▶ **GIVEN INFORMATION**
+++++

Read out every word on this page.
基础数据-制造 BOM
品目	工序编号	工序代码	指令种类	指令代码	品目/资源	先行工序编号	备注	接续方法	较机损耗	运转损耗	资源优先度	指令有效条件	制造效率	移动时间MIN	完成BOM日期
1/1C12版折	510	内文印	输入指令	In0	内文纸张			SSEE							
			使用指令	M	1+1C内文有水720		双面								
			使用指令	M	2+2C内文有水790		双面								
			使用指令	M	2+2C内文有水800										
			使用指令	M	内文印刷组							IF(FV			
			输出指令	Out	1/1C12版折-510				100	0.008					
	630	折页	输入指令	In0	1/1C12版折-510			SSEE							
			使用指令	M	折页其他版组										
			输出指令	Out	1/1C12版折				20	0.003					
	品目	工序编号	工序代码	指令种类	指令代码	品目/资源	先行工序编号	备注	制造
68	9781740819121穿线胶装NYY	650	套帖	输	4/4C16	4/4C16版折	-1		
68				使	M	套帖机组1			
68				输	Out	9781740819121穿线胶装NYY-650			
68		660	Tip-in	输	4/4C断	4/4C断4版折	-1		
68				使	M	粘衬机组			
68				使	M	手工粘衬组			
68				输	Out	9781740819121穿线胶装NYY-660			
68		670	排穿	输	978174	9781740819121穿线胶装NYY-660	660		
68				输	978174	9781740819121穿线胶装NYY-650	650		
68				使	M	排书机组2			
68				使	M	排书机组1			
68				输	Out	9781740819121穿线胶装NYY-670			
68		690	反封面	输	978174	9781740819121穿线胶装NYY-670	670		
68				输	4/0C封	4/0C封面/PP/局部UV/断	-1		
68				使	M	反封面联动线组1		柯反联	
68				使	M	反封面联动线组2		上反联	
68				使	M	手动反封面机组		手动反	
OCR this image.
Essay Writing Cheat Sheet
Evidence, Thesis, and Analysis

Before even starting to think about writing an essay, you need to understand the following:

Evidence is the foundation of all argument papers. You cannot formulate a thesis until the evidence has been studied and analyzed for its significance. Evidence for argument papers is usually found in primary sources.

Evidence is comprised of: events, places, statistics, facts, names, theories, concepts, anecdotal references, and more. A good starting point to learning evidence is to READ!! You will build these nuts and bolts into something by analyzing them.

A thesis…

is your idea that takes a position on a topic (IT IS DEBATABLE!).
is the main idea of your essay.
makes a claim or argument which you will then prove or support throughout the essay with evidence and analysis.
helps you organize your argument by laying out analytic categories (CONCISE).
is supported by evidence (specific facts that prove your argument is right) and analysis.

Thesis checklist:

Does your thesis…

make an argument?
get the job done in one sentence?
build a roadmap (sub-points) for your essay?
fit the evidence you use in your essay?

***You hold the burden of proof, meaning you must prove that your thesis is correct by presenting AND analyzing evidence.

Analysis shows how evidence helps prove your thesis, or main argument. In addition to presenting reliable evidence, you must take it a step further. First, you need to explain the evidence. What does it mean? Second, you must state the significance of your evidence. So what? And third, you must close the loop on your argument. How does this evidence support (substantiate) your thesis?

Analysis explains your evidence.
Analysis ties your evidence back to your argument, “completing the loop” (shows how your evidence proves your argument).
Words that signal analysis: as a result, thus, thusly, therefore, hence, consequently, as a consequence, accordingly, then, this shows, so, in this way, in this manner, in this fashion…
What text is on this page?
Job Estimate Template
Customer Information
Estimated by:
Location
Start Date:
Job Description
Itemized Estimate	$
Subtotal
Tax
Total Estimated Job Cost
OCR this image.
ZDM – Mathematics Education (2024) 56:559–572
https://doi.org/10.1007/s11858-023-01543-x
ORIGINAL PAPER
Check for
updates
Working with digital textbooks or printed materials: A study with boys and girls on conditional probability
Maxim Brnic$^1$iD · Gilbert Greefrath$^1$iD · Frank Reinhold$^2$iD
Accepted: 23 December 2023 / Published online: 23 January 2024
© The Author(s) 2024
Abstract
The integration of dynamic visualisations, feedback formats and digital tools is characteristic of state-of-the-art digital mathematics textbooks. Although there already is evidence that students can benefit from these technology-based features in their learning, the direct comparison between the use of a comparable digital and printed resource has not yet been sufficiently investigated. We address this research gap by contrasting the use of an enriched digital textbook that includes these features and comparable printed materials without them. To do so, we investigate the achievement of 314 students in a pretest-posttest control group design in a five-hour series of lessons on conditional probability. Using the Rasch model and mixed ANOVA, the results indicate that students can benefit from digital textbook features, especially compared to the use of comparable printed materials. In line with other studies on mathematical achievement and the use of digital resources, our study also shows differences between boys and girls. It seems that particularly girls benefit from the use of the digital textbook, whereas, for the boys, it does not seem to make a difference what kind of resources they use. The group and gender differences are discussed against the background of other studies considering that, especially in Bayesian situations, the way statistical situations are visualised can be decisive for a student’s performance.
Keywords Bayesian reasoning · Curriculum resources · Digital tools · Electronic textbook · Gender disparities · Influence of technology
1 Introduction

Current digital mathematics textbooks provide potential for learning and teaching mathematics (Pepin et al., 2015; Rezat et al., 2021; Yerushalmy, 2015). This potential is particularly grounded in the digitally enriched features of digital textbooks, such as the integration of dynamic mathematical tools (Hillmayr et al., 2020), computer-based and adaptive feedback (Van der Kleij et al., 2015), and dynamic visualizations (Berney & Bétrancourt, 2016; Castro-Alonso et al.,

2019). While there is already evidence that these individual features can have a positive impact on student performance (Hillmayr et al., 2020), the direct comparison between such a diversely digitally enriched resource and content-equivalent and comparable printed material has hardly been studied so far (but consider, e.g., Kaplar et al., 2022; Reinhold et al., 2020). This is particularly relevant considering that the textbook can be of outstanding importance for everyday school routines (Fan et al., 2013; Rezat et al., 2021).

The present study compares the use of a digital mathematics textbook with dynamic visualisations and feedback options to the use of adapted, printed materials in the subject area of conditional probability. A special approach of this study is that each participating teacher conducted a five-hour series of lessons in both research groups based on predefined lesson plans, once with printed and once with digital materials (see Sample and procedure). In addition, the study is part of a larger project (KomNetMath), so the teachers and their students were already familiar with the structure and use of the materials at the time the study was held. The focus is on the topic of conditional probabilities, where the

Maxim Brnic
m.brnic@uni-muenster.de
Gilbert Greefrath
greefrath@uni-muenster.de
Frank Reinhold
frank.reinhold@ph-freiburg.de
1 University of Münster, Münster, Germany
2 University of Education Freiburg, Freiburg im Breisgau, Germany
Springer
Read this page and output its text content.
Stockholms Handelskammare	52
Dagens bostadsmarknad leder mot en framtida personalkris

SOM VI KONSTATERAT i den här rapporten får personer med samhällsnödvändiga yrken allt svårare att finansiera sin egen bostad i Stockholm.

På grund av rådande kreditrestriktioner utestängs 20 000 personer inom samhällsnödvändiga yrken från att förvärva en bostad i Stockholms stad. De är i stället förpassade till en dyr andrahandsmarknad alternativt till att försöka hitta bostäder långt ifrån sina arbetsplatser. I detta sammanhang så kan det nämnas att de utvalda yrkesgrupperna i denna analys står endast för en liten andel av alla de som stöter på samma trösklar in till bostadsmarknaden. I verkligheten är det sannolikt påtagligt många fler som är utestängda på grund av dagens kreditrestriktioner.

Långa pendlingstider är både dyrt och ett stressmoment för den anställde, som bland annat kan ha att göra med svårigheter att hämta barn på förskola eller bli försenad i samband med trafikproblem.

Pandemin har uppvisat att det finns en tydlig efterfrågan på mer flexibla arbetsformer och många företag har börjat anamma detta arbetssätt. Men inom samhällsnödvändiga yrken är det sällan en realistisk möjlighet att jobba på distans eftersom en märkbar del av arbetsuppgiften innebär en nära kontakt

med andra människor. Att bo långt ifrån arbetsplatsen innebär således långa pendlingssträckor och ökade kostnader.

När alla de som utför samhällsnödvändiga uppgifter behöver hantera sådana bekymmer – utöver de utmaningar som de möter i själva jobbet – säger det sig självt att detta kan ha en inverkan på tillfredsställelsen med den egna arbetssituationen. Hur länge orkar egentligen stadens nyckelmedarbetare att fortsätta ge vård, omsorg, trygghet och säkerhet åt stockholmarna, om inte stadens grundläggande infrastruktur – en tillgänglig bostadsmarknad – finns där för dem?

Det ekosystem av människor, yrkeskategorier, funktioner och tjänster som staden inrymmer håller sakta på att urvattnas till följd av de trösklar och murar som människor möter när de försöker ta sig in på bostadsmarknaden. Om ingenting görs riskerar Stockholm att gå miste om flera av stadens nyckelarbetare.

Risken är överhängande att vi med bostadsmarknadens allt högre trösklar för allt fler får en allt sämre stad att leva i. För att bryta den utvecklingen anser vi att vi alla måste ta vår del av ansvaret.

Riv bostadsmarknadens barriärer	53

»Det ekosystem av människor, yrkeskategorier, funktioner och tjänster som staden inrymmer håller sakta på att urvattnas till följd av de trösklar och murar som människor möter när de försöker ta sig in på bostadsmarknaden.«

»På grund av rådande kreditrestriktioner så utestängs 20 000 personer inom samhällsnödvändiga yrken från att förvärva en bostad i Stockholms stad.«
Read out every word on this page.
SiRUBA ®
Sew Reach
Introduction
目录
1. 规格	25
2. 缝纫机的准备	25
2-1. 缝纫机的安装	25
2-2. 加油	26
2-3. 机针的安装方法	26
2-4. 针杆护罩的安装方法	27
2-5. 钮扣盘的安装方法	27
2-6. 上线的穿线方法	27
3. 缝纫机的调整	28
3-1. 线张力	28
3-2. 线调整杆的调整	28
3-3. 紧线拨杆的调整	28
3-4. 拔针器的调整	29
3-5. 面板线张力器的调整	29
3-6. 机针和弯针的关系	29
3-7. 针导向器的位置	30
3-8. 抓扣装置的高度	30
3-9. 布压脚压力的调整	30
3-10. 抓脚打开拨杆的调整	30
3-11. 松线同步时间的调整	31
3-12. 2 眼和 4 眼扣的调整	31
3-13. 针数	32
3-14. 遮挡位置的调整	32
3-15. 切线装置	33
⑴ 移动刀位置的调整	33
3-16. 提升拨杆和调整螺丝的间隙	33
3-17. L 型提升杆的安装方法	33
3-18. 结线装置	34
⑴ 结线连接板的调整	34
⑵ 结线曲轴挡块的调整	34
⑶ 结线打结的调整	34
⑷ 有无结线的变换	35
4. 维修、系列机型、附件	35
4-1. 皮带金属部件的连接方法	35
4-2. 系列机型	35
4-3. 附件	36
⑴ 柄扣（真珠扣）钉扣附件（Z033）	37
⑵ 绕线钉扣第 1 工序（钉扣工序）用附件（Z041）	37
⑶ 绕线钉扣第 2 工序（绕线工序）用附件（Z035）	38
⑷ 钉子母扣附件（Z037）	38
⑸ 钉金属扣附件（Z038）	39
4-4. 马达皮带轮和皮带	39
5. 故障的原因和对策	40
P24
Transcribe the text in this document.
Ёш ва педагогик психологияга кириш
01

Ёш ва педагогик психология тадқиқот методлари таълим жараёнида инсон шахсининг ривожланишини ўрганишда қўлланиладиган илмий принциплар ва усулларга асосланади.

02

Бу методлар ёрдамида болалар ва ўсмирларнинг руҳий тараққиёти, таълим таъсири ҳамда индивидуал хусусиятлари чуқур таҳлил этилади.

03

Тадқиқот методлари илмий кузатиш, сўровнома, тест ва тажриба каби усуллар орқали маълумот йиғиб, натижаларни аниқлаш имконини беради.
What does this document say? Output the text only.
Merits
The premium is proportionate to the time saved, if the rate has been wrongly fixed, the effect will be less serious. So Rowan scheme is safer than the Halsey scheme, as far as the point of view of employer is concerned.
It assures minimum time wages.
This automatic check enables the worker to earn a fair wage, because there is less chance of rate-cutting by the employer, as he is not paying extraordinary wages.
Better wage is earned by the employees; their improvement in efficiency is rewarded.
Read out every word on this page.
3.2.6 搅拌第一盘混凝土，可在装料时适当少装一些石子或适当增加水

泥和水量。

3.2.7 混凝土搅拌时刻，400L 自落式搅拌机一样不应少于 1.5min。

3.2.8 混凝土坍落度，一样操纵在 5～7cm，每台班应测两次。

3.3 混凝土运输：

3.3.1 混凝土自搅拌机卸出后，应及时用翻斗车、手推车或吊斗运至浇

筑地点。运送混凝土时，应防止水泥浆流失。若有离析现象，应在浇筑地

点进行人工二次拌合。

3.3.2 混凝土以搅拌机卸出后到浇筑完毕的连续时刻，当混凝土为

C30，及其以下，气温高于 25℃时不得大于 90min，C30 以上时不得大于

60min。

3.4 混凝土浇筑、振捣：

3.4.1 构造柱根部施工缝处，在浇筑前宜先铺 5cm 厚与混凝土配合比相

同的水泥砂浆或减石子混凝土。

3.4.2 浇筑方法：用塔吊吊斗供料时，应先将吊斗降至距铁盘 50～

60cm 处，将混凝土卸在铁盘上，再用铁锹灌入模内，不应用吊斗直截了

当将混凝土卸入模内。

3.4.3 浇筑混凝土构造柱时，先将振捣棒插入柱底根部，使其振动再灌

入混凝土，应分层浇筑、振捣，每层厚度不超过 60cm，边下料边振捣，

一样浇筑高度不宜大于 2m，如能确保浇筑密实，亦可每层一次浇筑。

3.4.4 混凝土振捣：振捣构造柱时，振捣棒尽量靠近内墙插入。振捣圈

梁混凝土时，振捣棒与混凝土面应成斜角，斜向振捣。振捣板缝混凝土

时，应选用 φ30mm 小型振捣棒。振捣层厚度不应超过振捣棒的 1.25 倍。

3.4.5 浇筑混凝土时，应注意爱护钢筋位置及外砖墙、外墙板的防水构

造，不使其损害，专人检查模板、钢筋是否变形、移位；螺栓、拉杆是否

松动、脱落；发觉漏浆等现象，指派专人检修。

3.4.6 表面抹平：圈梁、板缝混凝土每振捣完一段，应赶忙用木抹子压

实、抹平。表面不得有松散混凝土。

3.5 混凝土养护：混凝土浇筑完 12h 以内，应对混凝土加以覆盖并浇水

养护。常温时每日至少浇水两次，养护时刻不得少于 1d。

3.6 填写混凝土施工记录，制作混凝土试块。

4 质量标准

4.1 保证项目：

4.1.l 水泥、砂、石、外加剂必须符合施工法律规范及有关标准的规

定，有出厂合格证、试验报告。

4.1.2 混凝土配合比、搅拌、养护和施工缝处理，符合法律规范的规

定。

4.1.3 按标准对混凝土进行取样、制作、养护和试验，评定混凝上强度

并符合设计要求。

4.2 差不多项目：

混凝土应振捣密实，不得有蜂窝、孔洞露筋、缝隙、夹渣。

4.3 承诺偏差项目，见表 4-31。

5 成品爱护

+++++

▶ **TASK BRIEF**
Give the number of lines above in which the word "förvärva" occurs, with nothing else.

▶ **WRITTEN SOLUTION**
2